▶ [PROBLEM DETAILS] Give every entry again, word for word.

>> BEGIN DATASET

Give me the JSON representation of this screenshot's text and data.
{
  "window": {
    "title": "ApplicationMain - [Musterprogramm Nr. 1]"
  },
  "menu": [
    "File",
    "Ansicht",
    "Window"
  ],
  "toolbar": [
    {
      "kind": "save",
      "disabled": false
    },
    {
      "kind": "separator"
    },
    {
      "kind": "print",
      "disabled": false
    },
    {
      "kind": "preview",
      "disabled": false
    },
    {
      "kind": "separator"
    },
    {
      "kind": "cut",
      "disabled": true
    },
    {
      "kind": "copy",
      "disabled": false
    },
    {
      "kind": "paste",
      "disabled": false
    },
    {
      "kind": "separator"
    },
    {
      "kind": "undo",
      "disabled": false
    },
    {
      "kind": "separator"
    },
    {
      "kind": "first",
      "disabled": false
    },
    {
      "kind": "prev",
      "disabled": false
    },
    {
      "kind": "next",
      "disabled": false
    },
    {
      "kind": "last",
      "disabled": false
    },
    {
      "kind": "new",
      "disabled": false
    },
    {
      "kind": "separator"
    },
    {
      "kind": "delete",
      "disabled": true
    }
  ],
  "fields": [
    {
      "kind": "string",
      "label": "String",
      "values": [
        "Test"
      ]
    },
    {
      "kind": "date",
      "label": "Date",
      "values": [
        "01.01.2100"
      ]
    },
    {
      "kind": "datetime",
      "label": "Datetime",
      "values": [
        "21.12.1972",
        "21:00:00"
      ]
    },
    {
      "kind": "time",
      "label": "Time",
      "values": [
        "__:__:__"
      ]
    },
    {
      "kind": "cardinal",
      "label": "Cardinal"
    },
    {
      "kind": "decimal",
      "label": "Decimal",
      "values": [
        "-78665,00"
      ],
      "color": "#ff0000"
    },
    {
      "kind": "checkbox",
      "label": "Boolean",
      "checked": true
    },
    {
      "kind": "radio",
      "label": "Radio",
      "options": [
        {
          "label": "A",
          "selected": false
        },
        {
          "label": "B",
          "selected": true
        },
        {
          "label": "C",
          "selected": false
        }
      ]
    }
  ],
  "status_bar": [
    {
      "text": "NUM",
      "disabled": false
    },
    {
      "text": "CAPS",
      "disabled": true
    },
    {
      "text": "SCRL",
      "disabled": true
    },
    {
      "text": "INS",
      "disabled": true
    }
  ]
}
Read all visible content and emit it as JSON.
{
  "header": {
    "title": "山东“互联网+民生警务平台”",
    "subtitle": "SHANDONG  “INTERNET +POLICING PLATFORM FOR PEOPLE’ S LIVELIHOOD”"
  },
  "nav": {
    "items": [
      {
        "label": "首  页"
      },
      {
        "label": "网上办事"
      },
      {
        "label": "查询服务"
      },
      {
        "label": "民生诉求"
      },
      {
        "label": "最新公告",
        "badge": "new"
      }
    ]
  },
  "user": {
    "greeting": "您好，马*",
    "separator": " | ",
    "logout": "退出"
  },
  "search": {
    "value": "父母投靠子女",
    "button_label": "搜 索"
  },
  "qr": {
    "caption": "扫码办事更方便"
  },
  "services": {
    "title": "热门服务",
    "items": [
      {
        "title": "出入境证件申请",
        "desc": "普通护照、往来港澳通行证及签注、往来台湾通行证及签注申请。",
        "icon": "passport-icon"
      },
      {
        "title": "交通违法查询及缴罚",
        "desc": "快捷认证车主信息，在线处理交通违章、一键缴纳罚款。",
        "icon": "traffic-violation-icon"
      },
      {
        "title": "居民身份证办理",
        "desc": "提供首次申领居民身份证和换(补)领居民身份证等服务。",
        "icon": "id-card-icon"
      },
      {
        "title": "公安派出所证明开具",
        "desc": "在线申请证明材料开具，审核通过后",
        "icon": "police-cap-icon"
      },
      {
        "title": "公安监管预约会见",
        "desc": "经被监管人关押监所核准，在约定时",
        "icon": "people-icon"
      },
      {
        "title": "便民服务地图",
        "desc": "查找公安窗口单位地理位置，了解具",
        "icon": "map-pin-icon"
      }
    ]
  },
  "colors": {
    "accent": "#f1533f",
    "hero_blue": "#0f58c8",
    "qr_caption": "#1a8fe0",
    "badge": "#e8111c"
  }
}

>> END DATASET

▶ [OUTPUT]
Give me the JSON representation of this screenshot's text and data.
{
  "window": {
    "title": "ApplicationMain - [Musterprogramm Nr. 1]"
  },
  "menu": [
    "File",
    "Ansicht",
    "Window"
  ],
  "toolbar": [
    {
      "kind": "save",
      "disabled": false
    },
    {
      "kind": "separator"
    },
    {
      "kind": "print",
      "disabled": false
    },
    {
      "kind": "preview",
      "disabled": false
    },
    {
      "kind": "separator"
    },
    {
      "kind": "cut",
      "disabled": true
    },
    {
      "kind": "copy",
      "disabled": false
    },
    {
      "kind": "paste",
      "disabled": false
    },
    {
      "kind": "separator"
    },
    {
      "kind": "undo",
      "disabled": false
    },
    {
      "kind": "separator"
    },
    {
      "kind": "first",
      "disabled": false
    },
    {
      "kind": "prev",
      "disabled": false
    },
    {
      "kind": "next",
      "disabled": false
    },
    {
      "kind": "last",
      "disabled": false
    },
    {
      "kind": "new",
      "disabled": false
    },
    {
      "kind": "separator"
    },
    {
      "kind": "delete",
      "disabled": true
    }
  ],
  "fields": [
    {
      "kind": "string",
      "label": "String",
      "values": [
        "Test"
      ]
    },
    {
      "kind": "date",
      "label": "Date",
      "values": [
        "01.01.2100"
      ]
    },
    {
      "kind": "datetime",
      "label": "Datetime",
      "values": [
        "21.12.1972",
        "21:00:00"
      ]
    },
    {
      "kind": "time",
      "label": "Time",
      "values": [
        "__:__:__"
      ]
    },
    {
      "kind": "cardinal",
      "label": "Cardinal"
    },
    {
      "kind": "decimal",
      "label": "Decimal",
      "values": [
        "-78665,00"
      ],
      "color": "#ff0000"
    },
    {
      "kind": "checkbox",
      "label": "Boolean",
      "checked": true
    },
    {
      "kind": "radio",
      "label": "Radio",
      "options": [
        {
          "label": "A",
          "selected": false
        },
        {
          "label": "B",
          "selected": true
        },
        {
          "label": "C",
          "selected": false
        }
      ]
    }
  ],
  "status_bar": [
    {
      "text": "NUM",
      "disabled": false
    },
    {
      "text": "CAPS",
      "disabled": true
    },
    {
      "text": "SCRL",
      "disabled": true
    },
    {
      "text": "INS",
      "disabled": true
    }
  ]
}
Read all visible content and emit it as JSON.
{
  "header": {
    "title": "山东“互联网+民生警务平台”",
    "subtitle": "SHANDONG  “INTERNET +POLICING PLATFORM FOR PEOPLE’ S LIVELIHOOD”"
  },
  "nav": {
    "items": [
      {
        "label": "首  页"
      },
      {
        "label": "网上办事"
      },
      {
        "label": "查询服务"
      },
      {
        "label": "民生诉求"
      },
      {
        "label": "最新公告",
        "badge": "new"
      }
    ]
  },
  "user": {
    "greeting": "您好，马*",
    "separator": " | ",
    "logout": "退出"
  },
  "search": {
    "value": "父母投靠子女",
    "button_label": "搜 索"
  },
  "qr": {
    "caption": "扫码办事更方便"
  },
  "services": {
    "title": "热门服务",
    "items": [
      {
        "title": "出入境证件申请",
        "desc": "普通护照、往来港澳通行证及签注、往来台湾通行证及签注申请。",
        "icon": "passport-icon"
      },
      {
        "title": "交通违法查询及缴罚",
        "desc": "快捷认证车主信息，在线处理交通违章、一键缴纳罚款。",
        "icon": "traffic-violation-icon"
      },
      {
        "title": "居民身份证办理",
        "desc": "提供首次申领居民身份证和换(补)领居民身份证等服务。",
        "icon": "id-card-icon"
      },
      {
        "title": "公安派出所证明开具",
        "desc": "在线申请证明材料开具，审核通过后",
        "icon": "police-cap-icon"
      },
      {
        "title": "公安监管预约会见",
        "desc": "经被监管人关押监所核准，在约定时",
        "icon": "people-icon"
      },
      {
        "title": "便民服务地图",
        "desc": "查找公安窗口单位地理位置，了解具",
        "icon": "map-pin-icon"
      }
    ]
  },
  "colors": {
    "accent": "#f1533f",
    "hero_blue": "#0f58c8",
    "qr_caption": "#1a8fe0",
    "badge": "#e8111c"
  }
}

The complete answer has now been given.